▶ _Required work_: Read the records and write them out again exactly.

▶ _Records_:
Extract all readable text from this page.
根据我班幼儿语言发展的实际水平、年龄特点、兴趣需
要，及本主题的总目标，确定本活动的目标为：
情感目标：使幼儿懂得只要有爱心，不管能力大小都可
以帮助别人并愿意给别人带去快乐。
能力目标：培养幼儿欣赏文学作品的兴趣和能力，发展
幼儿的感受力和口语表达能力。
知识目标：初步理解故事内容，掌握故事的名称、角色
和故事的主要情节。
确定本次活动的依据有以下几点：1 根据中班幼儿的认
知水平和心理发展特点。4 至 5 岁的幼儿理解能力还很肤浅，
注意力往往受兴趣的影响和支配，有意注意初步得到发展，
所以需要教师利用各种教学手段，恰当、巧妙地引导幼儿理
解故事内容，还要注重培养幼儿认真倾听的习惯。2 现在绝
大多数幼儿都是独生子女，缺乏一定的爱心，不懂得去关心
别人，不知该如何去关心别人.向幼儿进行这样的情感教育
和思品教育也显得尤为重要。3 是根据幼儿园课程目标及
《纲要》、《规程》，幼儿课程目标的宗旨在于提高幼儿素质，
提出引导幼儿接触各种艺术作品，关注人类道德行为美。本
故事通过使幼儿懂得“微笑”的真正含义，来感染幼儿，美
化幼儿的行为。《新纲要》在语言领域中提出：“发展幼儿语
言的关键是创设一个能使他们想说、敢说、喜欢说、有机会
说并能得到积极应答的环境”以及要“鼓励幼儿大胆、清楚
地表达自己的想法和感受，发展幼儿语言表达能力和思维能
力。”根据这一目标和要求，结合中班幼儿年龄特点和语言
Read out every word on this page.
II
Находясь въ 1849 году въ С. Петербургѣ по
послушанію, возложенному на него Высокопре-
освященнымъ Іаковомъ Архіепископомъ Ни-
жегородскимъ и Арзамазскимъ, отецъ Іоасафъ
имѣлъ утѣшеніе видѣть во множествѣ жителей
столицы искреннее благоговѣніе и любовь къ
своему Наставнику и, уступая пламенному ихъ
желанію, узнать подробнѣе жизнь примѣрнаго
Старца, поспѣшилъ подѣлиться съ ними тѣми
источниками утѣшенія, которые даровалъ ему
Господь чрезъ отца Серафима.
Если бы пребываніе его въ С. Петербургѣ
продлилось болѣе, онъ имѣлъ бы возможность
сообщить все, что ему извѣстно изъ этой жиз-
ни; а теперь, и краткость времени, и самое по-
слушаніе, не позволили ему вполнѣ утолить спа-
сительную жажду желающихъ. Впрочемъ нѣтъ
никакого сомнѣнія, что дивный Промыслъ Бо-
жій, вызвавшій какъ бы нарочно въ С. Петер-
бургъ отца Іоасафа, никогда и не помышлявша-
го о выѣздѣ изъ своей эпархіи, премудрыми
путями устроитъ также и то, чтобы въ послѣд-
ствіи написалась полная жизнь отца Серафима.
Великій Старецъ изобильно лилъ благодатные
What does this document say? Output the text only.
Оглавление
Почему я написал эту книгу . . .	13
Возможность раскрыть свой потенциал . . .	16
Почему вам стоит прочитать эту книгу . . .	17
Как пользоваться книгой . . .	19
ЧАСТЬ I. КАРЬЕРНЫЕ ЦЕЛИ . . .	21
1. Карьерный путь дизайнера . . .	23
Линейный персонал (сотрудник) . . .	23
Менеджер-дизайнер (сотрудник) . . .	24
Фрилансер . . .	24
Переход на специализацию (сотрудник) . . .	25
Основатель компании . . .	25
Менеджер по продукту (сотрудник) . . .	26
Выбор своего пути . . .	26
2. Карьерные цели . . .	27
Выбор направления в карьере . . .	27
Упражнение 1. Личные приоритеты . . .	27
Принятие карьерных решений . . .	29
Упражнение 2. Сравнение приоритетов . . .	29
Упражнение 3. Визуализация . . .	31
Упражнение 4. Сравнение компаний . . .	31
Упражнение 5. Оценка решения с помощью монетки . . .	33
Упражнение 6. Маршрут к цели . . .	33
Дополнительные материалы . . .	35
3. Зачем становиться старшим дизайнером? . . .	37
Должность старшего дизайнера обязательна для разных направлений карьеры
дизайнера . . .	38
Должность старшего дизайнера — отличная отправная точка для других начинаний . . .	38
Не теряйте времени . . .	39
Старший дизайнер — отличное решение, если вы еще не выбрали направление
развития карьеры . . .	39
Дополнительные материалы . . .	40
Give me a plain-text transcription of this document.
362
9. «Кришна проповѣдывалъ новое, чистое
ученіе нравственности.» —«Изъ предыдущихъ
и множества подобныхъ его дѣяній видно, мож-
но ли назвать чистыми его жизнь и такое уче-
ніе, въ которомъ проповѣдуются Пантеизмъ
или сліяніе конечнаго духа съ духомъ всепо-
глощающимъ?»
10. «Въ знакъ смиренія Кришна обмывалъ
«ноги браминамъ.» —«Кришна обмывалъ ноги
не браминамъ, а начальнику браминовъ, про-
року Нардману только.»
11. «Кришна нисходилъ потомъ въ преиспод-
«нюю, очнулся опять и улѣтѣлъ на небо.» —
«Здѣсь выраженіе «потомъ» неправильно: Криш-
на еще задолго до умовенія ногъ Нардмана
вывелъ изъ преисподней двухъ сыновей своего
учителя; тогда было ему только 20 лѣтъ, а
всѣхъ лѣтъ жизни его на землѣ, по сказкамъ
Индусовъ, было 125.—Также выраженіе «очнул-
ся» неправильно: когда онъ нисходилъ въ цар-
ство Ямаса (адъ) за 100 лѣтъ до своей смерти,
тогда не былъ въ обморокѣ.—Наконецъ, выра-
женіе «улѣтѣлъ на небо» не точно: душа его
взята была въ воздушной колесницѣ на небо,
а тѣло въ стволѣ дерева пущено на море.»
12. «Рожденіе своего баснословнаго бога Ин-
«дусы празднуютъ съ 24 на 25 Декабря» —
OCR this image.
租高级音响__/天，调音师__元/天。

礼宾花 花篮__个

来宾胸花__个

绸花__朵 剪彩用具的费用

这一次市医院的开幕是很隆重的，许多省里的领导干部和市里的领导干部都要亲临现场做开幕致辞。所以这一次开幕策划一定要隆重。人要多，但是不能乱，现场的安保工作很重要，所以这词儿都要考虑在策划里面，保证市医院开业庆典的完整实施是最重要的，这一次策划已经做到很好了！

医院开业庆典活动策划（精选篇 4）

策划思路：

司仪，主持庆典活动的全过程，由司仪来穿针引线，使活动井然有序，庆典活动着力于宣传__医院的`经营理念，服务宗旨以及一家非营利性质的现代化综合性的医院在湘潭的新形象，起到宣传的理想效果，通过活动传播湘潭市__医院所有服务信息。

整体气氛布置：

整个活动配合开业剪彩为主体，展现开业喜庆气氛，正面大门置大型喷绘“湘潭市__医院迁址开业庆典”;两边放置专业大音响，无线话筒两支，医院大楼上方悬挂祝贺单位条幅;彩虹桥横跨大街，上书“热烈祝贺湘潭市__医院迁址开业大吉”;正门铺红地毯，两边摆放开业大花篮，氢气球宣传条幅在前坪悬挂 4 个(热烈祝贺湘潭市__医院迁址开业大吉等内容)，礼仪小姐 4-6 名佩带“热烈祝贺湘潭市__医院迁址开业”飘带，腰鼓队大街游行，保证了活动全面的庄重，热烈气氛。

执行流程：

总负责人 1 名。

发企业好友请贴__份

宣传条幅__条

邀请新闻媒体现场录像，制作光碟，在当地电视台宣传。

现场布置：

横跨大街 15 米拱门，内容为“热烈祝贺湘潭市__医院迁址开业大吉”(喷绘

▶ _Exercise response_:
Extract all readable text from this page.
根据我班幼儿语言发展的实际水平、年龄特点、兴趣需
要，及本主题的总目标，确定本活动的目标为：
情感目标：使幼儿懂得只要有爱心，不管能力大小都可
以帮助别人并愿意给别人带去快乐。
能力目标：培养幼儿欣赏文学作品的兴趣和能力，发展
幼儿的感受力和口语表达能力。
知识目标：初步理解故事内容，掌握故事的名称、角色
和故事的主要情节。
确定本次活动的依据有以下几点：1 根据中班幼儿的认
知水平和心理发展特点。4 至 5 岁的幼儿理解能力还很肤浅，
注意力往往受兴趣的影响和支配，有意注意初步得到发展，
所以需要教师利用各种教学手段，恰当、巧妙地引导幼儿理
解故事内容，还要注重培养幼儿认真倾听的习惯。2 现在绝
大多数幼儿都是独生子女，缺乏一定的爱心，不懂得去关心
别人，不知该如何去关心别人.向幼儿进行这样的情感教育
和思品教育也显得尤为重要。3 是根据幼儿园课程目标及
《纲要》、《规程》，幼儿课程目标的宗旨在于提高幼儿素质，
提出引导幼儿接触各种艺术作品，关注人类道德行为美。本
故事通过使幼儿懂得“微笑”的真正含义，来感染幼儿，美
化幼儿的行为。《新纲要》在语言领域中提出：“发展幼儿语
言的关键是创设一个能使他们想说、敢说、喜欢说、有机会
说并能得到积极应答的环境”以及要“鼓励幼儿大胆、清楚
地表达自己的想法和感受，发展幼儿语言表达能力和思维能
力。”根据这一目标和要求，结合中班幼儿年龄特点和语言
Read out every word on this page.
II
Находясь въ 1849 году въ С. Петербургѣ по
послушанію, возложенному на него Высокопре-
освященнымъ Іаковомъ Архіепископомъ Ни-
жегородскимъ и Арзамазскимъ, отецъ Іоасафъ
имѣлъ утѣшеніе видѣть во множествѣ жителей
столицы искреннее благоговѣніе и любовь къ
своему Наставнику и, уступая пламенному ихъ
желанію, узнать подробнѣе жизнь примѣрнаго
Старца, поспѣшилъ подѣлиться съ ними тѣми
источниками утѣшенія, которые даровалъ ему
Господь чрезъ отца Серафима.
Если бы пребываніе его въ С. Петербургѣ
продлилось болѣе, онъ имѣлъ бы возможность
сообщить все, что ему извѣстно изъ этой жиз-
ни; а теперь, и краткость времени, и самое по-
слушаніе, не позволили ему вполнѣ утолить спа-
сительную жажду желающихъ. Впрочемъ нѣтъ
никакого сомнѣнія, что дивный Промыслъ Бо-
жій, вызвавшій какъ бы нарочно въ С. Петер-
бургъ отца Іоасафа, никогда и не помышлявша-
го о выѣздѣ изъ своей эпархіи, премудрыми
путями устроитъ также и то, чтобы въ послѣд-
ствіи написалась полная жизнь отца Серафима.
Великій Старецъ изобильно лилъ благодатные
What does this document say? Output the text only.
Оглавление
Почему я написал эту книгу . . .	13
Возможность раскрыть свой потенциал . . .	16
Почему вам стоит прочитать эту книгу . . .	17
Как пользоваться книгой . . .	19
ЧАСТЬ I. КАРЬЕРНЫЕ ЦЕЛИ . . .	21
1. Карьерный путь дизайнера . . .	23
Линейный персонал (сотрудник) . . .	23
Менеджер-дизайнер (сотрудник) . . .	24
Фрилансер . . .	24
Переход на специализацию (сотрудник) . . .	25
Основатель компании . . .	25
Менеджер по продукту (сотрудник) . . .	26
Выбор своего пути . . .	26
2. Карьерные цели . . .	27
Выбор направления в карьере . . .	27
Упражнение 1. Личные приоритеты . . .	27
Принятие карьерных решений . . .	29
Упражнение 2. Сравнение приоритетов . . .	29
Упражнение 3. Визуализация . . .	31
Упражнение 4. Сравнение компаний . . .	31
Упражнение 5. Оценка решения с помощью монетки . . .	33
Упражнение 6. Маршрут к цели . . .	33
Дополнительные материалы . . .	35
3. Зачем становиться старшим дизайнером? . . .	37
Должность старшего дизайнера обязательна для разных направлений карьеры
дизайнера . . .	38
Должность старшего дизайнера — отличная отправная точка для других начинаний . . .	38
Не теряйте времени . . .	39
Старший дизайнер — отличное решение, если вы еще не выбрали направление
развития карьеры . . .	39
Дополнительные материалы . . .	40
Give me a plain-text transcription of this document.
362
9. «Кришна проповѣдывалъ новое, чистое
ученіе нравственности.» —«Изъ предыдущихъ
и множества подобныхъ его дѣяній видно, мож-
но ли назвать чистыми его жизнь и такое уче-
ніе, въ которомъ проповѣдуются Пантеизмъ
или сліяніе конечнаго духа съ духомъ всепо-
глощающимъ?»
10. «Въ знакъ смиренія Кришна обмывалъ
«ноги браминамъ.» —«Кришна обмывалъ ноги
не браминамъ, а начальнику браминовъ, про-
року Нардману только.»
11. «Кришна нисходилъ потомъ въ преиспод-
«нюю, очнулся опять и улѣтѣлъ на небо.» —
«Здѣсь выраженіе «потомъ» неправильно: Криш-
на еще задолго до умовенія ногъ Нардмана
вывелъ изъ преисподней двухъ сыновей своего
учителя; тогда было ему только 20 лѣтъ, а
всѣхъ лѣтъ жизни его на землѣ, по сказкамъ
Индусовъ, было 125.—Также выраженіе «очнул-
ся» неправильно: когда онъ нисходилъ въ цар-
ство Ямаса (адъ) за 100 лѣтъ до своей смерти,
тогда не былъ въ обморокѣ.—Наконецъ, выра-
женіе «улѣтѣлъ на небо» не точно: душа его
взята была въ воздушной колесницѣ на небо,
а тѣло въ стволѣ дерева пущено на море.»
12. «Рожденіе своего баснословнаго бога Ин-
«дусы празднуютъ съ 24 на 25 Декабря» —
OCR this image.
租高级音响__/天，调音师__元/天。

礼宾花 花篮__个

来宾胸花__个

绸花__朵 剪彩用具的费用

这一次市医院的开幕是很隆重的，许多省里的领导干部和市里的领导干部都要亲临现场做开幕致辞。所以这一次开幕策划一定要隆重。人要多，但是不能乱，现场的安保工作很重要，所以这词儿都要考虑在策划里面，保证市医院开业庆典的完整实施是最重要的，这一次策划已经做到很好了！

医院开业庆典活动策划（精选篇 4）

策划思路：

司仪，主持庆典活动的全过程，由司仪来穿针引线，使活动井然有序，庆典活动着力于宣传__医院的`经营理念，服务宗旨以及一家非营利性质的现代化综合性的医院在湘潭的新形象，起到宣传的理想效果，通过活动传播湘潭市__医院所有服务信息。

整体气氛布置：

整个活动配合开业剪彩为主体，展现开业喜庆气氛，正面大门置大型喷绘“湘潭市__医院迁址开业庆典”;两边放置专业大音响，无线话筒两支，医院大楼上方悬挂祝贺单位条幅;彩虹桥横跨大街，上书“热烈祝贺湘潭市__医院迁址开业大吉”;正门铺红地毯，两边摆放开业大花篮，氢气球宣传条幅在前坪悬挂 4 个(热烈祝贺湘潭市__医院迁址开业大吉等内容)，礼仪小姐 4-6 名佩带“热烈祝贺湘潭市__医院迁址开业”飘带，腰鼓队大街游行，保证了活动全面的庄重，热烈气氛。

执行流程：

总负责人 1 名。

发企业好友请贴__份

宣传条幅__条

邀请新闻媒体现场录像，制作光碟，在当地电视台宣传。

现场布置：

横跨大街 15 米拱门，内容为“热烈祝贺湘潭市__医院迁址开业大吉”(喷绘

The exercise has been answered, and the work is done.